■ RECORDS TO PROCESS

- - - - - - -

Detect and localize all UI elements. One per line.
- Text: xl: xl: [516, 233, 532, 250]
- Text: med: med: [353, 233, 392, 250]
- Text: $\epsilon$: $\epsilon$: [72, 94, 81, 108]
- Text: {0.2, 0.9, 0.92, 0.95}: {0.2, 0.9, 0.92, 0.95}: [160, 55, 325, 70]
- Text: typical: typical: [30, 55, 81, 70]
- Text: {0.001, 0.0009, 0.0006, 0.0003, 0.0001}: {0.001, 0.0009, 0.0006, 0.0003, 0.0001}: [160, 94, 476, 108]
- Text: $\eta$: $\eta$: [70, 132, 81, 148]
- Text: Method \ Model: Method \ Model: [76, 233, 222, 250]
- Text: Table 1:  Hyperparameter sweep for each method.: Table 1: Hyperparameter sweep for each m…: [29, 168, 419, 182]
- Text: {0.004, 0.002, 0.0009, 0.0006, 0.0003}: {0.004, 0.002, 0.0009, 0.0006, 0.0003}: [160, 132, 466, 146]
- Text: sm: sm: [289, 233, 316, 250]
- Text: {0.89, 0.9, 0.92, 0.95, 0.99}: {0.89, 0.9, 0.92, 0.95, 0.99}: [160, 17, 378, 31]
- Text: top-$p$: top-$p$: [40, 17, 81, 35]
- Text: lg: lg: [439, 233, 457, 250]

- - - - - - -

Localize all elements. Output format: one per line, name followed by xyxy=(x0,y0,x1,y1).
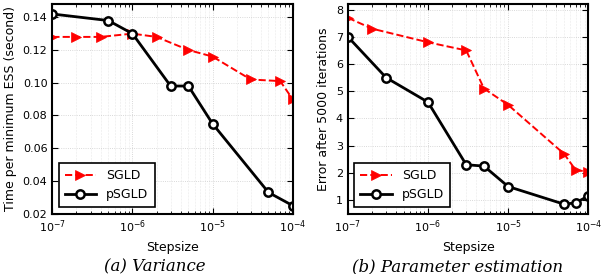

- - - - - - -

■ REQUIRED TASK
Convert the listing into a two-column CSV with the headers instruction and output. Begin at the line that has "Detect and localize" and stop after the line that has "- Text: lg: lg: [439, 233, 457, 250]". Give one row for each instruction with its output, and put each value in a single quoted field with its line breaks replaced by spaces.

■ TASK RESPONSE
instruction,output
"Detect and localize all UI elements. One per line.","- Text: xl: xl: [516, 233, 532, 250] - Text: med: med: [353, 233, 392, 250] - Text: $\epsilon$: $\epsilon$: [72, 94, 81, 108] - Text: {0.2, 0.9, 0.92, 0.95}: {0.2, 0.9, 0.92, 0.95}: [160, 55, 325, 70] - Text: typical: typical: [30, 55, 81, 70] - Text: {0.001, 0.0009, 0.0006, 0.0003, 0.0001}: {0.001, 0.0009, 0.0006, 0.0003, 0.0001}: [160, 94, 476, 108] - Text: $\eta$: $\eta$: [70, 132, 81, 148] - Text: Method \ Model: Method \ Model: [76, 233, 222, 250] - Text: Table 1:  Hyperparameter sweep for each method.: Table 1: Hyperparameter sweep for each m…: [29, 168, 419, 182] - Text: {0.004, 0.002, 0.0009, 0.0006, 0.0003}: {0.004, 0.002, 0.0009, 0.0006, 0.0003}: [160, 132, 466, 146] - Text: sm: sm: [289, 233, 316, 250] - Text: {0.89, 0.9, 0.92, 0.95, 0.99}: {0.89, 0.9, 0.92, 0.95, 0.99}: [160, 17, 378, 31] - Text: top-$p$: top-$p$: [40, 17, 81, 35] - Text: lg: lg: [439, 233, 457, 250]"